TASK TO COMPLETE —
Return all lines with the word "document" in them.

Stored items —
Start
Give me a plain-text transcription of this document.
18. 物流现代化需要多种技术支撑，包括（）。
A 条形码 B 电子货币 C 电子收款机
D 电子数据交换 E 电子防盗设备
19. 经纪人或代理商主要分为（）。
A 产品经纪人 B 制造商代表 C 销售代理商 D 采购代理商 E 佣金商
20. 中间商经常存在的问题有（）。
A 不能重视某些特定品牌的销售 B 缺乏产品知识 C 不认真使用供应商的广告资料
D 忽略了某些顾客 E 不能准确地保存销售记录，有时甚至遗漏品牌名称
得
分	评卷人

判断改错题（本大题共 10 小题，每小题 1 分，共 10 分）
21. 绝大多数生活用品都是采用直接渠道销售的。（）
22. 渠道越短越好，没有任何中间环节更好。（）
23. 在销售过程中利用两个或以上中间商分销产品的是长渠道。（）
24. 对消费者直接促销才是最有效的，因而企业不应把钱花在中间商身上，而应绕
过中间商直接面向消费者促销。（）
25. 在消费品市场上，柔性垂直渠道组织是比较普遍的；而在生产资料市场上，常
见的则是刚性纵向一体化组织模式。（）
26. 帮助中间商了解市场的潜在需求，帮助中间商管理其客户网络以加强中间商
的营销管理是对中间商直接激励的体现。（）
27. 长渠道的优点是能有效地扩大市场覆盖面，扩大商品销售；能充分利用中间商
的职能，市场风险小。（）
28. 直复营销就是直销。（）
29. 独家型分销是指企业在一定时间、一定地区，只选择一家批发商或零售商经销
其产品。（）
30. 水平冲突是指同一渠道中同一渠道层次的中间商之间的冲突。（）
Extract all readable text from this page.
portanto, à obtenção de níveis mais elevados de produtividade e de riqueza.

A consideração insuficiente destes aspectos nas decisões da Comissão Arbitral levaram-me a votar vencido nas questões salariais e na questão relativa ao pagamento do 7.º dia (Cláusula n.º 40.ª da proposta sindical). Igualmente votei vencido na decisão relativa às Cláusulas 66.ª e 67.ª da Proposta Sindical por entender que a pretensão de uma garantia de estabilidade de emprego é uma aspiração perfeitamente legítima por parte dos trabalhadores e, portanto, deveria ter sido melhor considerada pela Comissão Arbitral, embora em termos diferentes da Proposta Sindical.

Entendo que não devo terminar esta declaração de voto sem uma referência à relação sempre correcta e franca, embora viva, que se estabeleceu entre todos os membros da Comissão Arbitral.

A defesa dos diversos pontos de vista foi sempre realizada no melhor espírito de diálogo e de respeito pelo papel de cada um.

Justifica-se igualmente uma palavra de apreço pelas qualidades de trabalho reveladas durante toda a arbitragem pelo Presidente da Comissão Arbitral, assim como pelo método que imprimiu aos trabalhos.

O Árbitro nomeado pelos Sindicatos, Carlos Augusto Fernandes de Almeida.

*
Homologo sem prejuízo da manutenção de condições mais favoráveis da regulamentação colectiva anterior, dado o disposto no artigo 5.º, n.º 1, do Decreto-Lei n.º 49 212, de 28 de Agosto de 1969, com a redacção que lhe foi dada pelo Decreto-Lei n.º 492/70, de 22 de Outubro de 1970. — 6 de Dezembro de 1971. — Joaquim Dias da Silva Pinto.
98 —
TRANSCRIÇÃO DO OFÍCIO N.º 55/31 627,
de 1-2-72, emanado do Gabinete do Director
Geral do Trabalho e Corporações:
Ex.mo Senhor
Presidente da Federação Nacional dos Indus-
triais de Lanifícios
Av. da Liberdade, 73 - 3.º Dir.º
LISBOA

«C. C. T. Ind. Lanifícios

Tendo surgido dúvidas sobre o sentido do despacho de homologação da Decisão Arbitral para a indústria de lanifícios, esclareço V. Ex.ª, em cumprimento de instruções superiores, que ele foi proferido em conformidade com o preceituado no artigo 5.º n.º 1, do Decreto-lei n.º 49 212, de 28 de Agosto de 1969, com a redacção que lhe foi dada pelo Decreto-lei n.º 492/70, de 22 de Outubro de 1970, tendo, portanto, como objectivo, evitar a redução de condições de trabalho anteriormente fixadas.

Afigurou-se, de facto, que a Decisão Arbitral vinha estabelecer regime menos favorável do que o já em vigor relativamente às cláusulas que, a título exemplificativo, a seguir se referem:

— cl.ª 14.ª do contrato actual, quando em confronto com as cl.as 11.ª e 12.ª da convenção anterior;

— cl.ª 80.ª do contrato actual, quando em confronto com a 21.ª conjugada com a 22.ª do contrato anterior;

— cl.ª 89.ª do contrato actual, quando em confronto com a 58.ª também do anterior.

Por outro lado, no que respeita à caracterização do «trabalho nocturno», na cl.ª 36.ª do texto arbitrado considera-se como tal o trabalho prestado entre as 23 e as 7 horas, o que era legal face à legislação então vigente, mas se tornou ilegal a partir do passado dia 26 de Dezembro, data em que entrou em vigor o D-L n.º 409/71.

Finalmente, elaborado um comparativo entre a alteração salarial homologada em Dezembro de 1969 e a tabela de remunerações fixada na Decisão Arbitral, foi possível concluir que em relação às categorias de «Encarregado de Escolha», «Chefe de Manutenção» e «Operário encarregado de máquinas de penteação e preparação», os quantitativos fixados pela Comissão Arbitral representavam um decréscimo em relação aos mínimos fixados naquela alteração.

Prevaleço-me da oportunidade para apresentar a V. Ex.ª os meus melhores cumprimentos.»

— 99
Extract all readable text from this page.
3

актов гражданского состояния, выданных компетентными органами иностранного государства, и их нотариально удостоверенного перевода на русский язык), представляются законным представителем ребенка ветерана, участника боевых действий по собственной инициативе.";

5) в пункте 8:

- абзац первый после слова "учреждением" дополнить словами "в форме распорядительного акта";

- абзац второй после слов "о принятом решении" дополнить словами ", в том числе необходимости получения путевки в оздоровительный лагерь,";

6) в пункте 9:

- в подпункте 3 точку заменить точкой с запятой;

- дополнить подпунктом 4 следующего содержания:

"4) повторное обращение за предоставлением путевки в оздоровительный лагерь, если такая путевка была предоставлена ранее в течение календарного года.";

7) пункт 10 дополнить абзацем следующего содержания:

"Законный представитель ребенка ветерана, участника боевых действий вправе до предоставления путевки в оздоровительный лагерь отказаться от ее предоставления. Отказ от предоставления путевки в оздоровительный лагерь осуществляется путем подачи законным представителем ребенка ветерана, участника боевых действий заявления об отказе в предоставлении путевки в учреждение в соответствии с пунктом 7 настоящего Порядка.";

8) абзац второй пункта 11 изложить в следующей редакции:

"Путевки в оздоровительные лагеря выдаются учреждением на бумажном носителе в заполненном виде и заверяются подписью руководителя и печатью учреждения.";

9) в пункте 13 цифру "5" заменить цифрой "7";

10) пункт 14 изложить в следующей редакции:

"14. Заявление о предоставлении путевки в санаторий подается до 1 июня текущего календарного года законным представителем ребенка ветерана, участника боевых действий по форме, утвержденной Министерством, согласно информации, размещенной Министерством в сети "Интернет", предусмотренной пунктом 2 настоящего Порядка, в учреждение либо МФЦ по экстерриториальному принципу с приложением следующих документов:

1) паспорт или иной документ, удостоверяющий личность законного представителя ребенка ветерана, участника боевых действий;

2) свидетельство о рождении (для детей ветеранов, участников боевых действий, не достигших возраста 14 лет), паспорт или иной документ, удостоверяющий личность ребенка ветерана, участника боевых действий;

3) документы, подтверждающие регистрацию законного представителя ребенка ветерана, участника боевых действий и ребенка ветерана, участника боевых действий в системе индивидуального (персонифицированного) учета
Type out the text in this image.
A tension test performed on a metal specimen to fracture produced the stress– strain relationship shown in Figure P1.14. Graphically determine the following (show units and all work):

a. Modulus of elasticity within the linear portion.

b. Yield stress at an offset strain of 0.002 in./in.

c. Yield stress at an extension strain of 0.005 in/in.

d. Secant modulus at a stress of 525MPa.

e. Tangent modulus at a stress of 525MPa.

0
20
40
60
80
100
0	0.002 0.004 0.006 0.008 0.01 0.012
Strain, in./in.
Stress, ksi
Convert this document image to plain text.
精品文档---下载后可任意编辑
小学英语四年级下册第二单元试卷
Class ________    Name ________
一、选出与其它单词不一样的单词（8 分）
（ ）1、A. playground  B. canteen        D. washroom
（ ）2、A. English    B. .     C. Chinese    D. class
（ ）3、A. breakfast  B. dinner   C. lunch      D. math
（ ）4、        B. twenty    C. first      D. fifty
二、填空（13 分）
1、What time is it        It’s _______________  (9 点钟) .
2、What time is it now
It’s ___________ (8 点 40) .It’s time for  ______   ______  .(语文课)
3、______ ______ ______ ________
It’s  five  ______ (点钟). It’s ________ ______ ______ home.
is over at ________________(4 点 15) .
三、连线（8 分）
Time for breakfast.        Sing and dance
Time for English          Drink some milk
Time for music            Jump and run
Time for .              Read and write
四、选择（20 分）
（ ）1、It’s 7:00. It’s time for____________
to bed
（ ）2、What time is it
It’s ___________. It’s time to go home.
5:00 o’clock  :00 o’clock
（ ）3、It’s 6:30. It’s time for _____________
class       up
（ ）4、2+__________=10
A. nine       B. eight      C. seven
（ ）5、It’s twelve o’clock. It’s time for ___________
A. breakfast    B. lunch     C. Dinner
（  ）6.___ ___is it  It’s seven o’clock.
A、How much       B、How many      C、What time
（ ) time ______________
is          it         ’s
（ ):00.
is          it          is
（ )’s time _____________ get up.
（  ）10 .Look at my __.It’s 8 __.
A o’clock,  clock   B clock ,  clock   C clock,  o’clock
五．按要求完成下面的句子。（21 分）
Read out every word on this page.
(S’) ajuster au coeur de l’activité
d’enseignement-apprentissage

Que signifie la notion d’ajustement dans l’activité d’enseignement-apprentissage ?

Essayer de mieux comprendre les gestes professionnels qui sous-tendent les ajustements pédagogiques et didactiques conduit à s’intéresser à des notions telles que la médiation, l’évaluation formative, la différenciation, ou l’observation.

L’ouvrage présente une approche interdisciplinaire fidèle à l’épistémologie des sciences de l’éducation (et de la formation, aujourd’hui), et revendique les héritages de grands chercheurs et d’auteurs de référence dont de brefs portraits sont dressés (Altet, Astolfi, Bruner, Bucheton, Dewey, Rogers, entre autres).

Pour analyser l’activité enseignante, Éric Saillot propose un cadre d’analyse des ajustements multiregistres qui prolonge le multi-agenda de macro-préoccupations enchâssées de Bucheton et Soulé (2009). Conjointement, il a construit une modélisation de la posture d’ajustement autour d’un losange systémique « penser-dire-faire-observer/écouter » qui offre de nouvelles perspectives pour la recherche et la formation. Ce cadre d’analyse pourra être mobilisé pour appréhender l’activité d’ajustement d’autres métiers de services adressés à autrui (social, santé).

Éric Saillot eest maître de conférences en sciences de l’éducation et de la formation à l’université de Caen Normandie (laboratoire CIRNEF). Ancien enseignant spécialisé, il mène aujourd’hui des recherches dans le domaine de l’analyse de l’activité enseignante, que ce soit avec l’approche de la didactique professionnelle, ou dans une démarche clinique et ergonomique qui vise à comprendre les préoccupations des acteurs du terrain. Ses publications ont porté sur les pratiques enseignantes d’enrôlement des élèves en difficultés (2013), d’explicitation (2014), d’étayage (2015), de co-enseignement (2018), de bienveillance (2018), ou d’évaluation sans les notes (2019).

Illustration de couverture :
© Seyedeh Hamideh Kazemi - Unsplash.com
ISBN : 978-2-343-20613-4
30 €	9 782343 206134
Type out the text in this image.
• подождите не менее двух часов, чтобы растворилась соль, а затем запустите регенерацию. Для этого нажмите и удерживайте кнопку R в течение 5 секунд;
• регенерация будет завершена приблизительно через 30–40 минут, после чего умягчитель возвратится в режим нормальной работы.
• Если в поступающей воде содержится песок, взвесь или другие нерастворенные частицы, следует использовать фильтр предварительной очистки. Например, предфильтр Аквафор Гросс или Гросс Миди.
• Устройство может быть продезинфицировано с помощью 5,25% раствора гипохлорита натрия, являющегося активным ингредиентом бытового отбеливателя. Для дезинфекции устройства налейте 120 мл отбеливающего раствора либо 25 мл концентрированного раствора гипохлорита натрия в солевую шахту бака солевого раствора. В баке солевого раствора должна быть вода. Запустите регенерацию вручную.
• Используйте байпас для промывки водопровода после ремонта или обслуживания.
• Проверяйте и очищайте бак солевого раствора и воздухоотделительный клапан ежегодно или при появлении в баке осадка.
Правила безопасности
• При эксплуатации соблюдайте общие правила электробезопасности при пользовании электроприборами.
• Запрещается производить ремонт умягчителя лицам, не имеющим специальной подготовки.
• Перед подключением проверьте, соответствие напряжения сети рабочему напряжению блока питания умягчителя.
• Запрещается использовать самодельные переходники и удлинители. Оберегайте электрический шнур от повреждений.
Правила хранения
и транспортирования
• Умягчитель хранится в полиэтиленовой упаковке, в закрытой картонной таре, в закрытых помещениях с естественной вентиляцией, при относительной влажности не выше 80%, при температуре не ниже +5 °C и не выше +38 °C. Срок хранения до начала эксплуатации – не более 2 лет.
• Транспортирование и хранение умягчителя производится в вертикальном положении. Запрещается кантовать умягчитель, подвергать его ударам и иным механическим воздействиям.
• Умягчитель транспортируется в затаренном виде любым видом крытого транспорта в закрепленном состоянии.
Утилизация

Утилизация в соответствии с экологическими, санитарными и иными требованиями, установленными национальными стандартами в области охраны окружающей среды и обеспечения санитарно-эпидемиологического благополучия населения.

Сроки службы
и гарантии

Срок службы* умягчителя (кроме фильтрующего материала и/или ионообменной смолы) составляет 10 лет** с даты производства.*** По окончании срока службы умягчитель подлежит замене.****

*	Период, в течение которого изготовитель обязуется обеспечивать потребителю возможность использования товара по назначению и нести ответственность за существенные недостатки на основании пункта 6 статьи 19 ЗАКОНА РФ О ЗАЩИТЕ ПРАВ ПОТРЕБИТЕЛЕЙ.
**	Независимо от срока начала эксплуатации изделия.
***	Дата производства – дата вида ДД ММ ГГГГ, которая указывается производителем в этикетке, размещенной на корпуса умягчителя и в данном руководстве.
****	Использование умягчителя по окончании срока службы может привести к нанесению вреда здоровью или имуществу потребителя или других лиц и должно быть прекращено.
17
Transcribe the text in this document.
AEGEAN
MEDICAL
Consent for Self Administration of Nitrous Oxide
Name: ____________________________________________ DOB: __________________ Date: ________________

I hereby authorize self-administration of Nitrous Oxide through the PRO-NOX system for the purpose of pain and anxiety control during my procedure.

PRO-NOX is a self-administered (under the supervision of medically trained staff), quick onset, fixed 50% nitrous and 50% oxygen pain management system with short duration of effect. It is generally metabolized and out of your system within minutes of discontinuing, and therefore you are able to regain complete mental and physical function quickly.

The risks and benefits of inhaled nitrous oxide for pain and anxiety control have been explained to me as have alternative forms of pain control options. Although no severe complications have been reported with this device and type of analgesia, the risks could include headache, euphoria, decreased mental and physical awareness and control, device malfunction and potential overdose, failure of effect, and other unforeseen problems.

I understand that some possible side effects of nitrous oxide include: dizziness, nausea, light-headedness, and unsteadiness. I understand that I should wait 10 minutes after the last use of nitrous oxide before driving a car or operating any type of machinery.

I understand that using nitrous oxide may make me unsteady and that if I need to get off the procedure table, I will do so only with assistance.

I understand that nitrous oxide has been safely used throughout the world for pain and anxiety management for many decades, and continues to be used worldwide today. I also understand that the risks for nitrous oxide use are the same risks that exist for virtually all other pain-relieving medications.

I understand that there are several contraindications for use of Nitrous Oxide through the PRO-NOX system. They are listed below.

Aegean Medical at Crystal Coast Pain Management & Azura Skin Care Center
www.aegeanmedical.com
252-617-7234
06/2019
End
SOLUTION FOR THIS EXERCISE —
Give me a plain-text transcription of this document.
Convert this document image to plain text.
Transcribe the text in this document.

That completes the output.